Data excerpts
·····

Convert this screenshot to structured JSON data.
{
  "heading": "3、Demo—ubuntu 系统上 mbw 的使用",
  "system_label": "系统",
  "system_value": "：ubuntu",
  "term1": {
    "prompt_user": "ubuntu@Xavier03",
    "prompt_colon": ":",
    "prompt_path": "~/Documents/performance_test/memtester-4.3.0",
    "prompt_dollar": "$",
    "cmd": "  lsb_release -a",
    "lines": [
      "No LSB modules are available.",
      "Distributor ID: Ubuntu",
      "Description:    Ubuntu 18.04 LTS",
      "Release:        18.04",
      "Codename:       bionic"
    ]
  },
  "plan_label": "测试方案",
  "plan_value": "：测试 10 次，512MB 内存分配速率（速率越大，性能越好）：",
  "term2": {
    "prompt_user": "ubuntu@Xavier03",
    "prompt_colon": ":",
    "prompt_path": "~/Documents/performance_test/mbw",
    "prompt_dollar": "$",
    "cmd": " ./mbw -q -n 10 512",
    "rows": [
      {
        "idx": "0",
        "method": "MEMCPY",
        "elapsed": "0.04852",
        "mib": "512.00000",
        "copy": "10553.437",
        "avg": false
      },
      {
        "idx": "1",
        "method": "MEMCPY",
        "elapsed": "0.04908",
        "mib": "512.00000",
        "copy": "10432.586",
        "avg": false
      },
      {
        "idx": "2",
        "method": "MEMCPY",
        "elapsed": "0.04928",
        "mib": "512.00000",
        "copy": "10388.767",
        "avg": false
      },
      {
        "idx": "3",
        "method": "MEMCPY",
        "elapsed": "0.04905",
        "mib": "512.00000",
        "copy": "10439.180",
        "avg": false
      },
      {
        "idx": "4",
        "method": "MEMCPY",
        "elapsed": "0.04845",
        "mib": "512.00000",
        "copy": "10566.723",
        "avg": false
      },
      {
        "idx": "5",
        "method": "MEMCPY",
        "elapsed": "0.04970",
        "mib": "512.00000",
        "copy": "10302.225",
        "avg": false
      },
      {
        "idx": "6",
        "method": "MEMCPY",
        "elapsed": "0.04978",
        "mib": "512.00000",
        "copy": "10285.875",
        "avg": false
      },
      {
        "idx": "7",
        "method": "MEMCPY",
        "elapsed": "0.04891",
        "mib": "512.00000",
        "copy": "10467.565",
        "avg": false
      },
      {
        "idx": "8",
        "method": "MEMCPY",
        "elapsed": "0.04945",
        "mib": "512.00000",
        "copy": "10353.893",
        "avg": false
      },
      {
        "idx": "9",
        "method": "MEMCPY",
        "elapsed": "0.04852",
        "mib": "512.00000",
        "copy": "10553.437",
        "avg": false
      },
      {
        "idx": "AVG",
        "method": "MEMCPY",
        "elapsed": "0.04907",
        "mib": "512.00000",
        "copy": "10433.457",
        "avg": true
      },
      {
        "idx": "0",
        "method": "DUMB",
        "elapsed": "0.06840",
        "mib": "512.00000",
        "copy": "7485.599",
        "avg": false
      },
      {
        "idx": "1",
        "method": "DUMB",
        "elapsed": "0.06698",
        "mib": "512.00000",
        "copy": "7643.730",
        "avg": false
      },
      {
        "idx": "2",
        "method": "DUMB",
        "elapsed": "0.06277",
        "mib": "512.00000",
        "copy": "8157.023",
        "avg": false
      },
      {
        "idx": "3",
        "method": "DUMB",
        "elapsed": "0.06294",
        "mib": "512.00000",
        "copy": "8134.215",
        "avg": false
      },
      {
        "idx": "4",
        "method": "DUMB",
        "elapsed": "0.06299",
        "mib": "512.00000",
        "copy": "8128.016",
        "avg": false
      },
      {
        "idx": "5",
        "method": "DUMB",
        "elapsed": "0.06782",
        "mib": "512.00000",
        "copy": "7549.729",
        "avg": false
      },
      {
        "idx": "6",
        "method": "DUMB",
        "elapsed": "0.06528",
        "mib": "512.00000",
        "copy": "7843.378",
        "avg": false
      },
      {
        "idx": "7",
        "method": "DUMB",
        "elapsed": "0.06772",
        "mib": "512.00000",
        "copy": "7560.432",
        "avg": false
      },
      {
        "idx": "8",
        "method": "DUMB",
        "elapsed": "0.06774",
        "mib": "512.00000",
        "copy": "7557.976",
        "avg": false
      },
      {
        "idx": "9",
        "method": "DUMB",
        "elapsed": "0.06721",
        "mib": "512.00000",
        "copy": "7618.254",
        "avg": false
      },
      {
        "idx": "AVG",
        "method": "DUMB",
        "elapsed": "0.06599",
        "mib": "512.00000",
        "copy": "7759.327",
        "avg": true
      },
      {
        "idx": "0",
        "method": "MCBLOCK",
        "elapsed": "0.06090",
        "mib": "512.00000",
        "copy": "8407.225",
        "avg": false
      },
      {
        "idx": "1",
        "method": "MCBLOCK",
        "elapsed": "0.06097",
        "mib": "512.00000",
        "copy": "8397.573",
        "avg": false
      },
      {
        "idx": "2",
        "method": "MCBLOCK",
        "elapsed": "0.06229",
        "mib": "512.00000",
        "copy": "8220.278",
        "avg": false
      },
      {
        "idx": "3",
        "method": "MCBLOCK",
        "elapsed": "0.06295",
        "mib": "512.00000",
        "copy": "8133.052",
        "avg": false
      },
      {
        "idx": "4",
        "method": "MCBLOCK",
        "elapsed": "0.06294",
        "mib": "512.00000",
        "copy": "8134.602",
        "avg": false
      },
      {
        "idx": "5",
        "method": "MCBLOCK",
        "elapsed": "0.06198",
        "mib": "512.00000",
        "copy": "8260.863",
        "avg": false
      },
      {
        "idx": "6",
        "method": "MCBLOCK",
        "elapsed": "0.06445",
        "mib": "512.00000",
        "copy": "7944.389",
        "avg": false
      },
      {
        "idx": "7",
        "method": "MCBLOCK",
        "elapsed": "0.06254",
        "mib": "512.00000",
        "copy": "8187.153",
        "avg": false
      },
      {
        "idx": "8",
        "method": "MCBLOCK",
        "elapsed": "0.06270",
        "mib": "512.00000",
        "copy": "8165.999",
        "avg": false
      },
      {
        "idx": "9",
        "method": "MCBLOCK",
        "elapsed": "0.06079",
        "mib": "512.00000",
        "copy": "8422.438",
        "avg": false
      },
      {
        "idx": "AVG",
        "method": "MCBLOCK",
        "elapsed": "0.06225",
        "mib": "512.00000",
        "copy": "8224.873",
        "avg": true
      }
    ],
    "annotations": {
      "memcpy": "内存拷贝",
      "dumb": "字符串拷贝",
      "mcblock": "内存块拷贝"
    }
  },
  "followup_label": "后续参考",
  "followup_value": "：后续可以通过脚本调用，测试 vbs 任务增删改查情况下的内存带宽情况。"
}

·····

#### [PROMPT]
Every entry should be output exactly as written, please.

#### [TASK ANSWER]
Convert this screenshot to structured JSON data.
{
  "heading": "3、Demo—ubuntu 系统上 mbw 的使用",
  "system_label": "系统",
  "system_value": "：ubuntu",
  "term1": {
    "prompt_user": "ubuntu@Xavier03",
    "prompt_colon": ":",
    "prompt_path": "~/Documents/performance_test/memtester-4.3.0",
    "prompt_dollar": "$",
    "cmd": "  lsb_release -a",
    "lines": [
      "No LSB modules are available.",
      "Distributor ID: Ubuntu",
      "Description:    Ubuntu 18.04 LTS",
      "Release:        18.04",
      "Codename:       bionic"
    ]
  },
  "plan_label": "测试方案",
  "plan_value": "：测试 10 次，512MB 内存分配速率（速率越大，性能越好）：",
  "term2": {
    "prompt_user": "ubuntu@Xavier03",
    "prompt_colon": ":",
    "prompt_path": "~/Documents/performance_test/mbw",
    "prompt_dollar": "$",
    "cmd": " ./mbw -q -n 10 512",
    "rows": [
      {
        "idx": "0",
        "method": "MEMCPY",
        "elapsed": "0.04852",
        "mib": "512.00000",
        "copy": "10553.437",
        "avg": false
      },
      {
        "idx": "1",
        "method": "MEMCPY",
        "elapsed": "0.04908",
        "mib": "512.00000",
        "copy": "10432.586",
        "avg": false
      },
      {
        "idx": "2",
        "method": "MEMCPY",
        "elapsed": "0.04928",
        "mib": "512.00000",
        "copy": "10388.767",
        "avg": false
      },
      {
        "idx": "3",
        "method": "MEMCPY",
        "elapsed": "0.04905",
        "mib": "512.00000",
        "copy": "10439.180",
        "avg": false
      },
      {
        "idx": "4",
        "method": "MEMCPY",
        "elapsed": "0.04845",
        "mib": "512.00000",
        "copy": "10566.723",
        "avg": false
      },
      {
        "idx": "5",
        "method": "MEMCPY",
        "elapsed": "0.04970",
        "mib": "512.00000",
        "copy": "10302.225",
        "avg": false
      },
      {
        "idx": "6",
        "method": "MEMCPY",
        "elapsed": "0.04978",
        "mib": "512.00000",
        "copy": "10285.875",
        "avg": false
      },
      {
        "idx": "7",
        "method": "MEMCPY",
        "elapsed": "0.04891",
        "mib": "512.00000",
        "copy": "10467.565",
        "avg": false
      },
      {
        "idx": "8",
        "method": "MEMCPY",
        "elapsed": "0.04945",
        "mib": "512.00000",
        "copy": "10353.893",
        "avg": false
      },
      {
        "idx": "9",
        "method": "MEMCPY",
        "elapsed": "0.04852",
        "mib": "512.00000",
        "copy": "10553.437",
        "avg": false
      },
      {
        "idx": "AVG",
        "method": "MEMCPY",
        "elapsed": "0.04907",
        "mib": "512.00000",
        "copy": "10433.457",
        "avg": true
      },
      {
        "idx": "0",
        "method": "DUMB",
        "elapsed": "0.06840",
        "mib": "512.00000",
        "copy": "7485.599",
        "avg": false
      },
      {
        "idx": "1",
        "method": "DUMB",
        "elapsed": "0.06698",
        "mib": "512.00000",
        "copy": "7643.730",
        "avg": false
      },
      {
        "idx": "2",
        "method": "DUMB",
        "elapsed": "0.06277",
        "mib": "512.00000",
        "copy": "8157.023",
        "avg": false
      },
      {
        "idx": "3",
        "method": "DUMB",
        "elapsed": "0.06294",
        "mib": "512.00000",
        "copy": "8134.215",
        "avg": false
      },
      {
        "idx": "4",
        "method": "DUMB",
        "elapsed": "0.06299",
        "mib": "512.00000",
        "copy": "8128.016",
        "avg": false
      },
      {
        "idx": "5",
        "method": "DUMB",
        "elapsed": "0.06782",
        "mib": "512.00000",
        "copy": "7549.729",
        "avg": false
      },
      {
        "idx": "6",
        "method": "DUMB",
        "elapsed": "0.06528",
        "mib": "512.00000",
        "copy": "7843.378",
        "avg": false
      },
      {
        "idx": "7",
        "method": "DUMB",
        "elapsed": "0.06772",
        "mib": "512.00000",
        "copy": "7560.432",
        "avg": false
      },
      {
        "idx": "8",
        "method": "DUMB",
        "elapsed": "0.06774",
        "mib": "512.00000",
        "copy": "7557.976",
        "avg": false
      },
      {
        "idx": "9",
        "method": "DUMB",
        "elapsed": "0.06721",
        "mib": "512.00000",
        "copy": "7618.254",
        "avg": false
      },
      {
        "idx": "AVG",
        "method": "DUMB",
        "elapsed": "0.06599",
        "mib": "512.00000",
        "copy": "7759.327",
        "avg": true
      },
      {
        "idx": "0",
        "method": "MCBLOCK",
        "elapsed": "0.06090",
        "mib": "512.00000",
        "copy": "8407.225",
        "avg": false
      },
      {
        "idx": "1",
        "method": "MCBLOCK",
        "elapsed": "0.06097",
        "mib": "512.00000",
        "copy": "8397.573",
        "avg": false
      },
      {
        "idx": "2",
        "method": "MCBLOCK",
        "elapsed": "0.06229",
        "mib": "512.00000",
        "copy": "8220.278",
        "avg": false
      },
      {
        "idx": "3",
        "method": "MCBLOCK",
        "elapsed": "0.06295",
        "mib": "512.00000",
        "copy": "8133.052",
        "avg": false
      },
      {
        "idx": "4",
        "method": "MCBLOCK",
        "elapsed": "0.06294",
        "mib": "512.00000",
        "copy": "8134.602",
        "avg": false
      },
      {
        "idx": "5",
        "method": "MCBLOCK",
        "elapsed": "0.06198",
        "mib": "512.00000",
        "copy": "8260.863",
        "avg": false
      },
      {
        "idx": "6",
        "method": "MCBLOCK",
        "elapsed": "0.06445",
        "mib": "512.00000",
        "copy": "7944.389",
        "avg": false
      },
      {
        "idx": "7",
        "method": "MCBLOCK",
        "elapsed": "0.06254",
        "mib": "512.00000",
        "copy": "8187.153",
        "avg": false
      },
      {
        "idx": "8",
        "method": "MCBLOCK",
        "elapsed": "0.06270",
        "mib": "512.00000",
        "copy": "8165.999",
        "avg": false
      },
      {
        "idx": "9",
        "method": "MCBLOCK",
        "elapsed": "0.06079",
        "mib": "512.00000",
        "copy": "8422.438",
        "avg": false
      },
      {
        "idx": "AVG",
        "method": "MCBLOCK",
        "elapsed": "0.06225",
        "mib": "512.00000",
        "copy": "8224.873",
        "avg": true
      }
    ],
    "annotations": {
      "memcpy": "内存拷贝",
      "dumb": "字符串拷贝",
      "mcblock": "内存块拷贝"
    }
  },
  "followup_label": "后续参考",
  "followup_value": "：后续可以通过脚本调用，测试 vbs 任务增删改查情况下的内存带宽情况。"
}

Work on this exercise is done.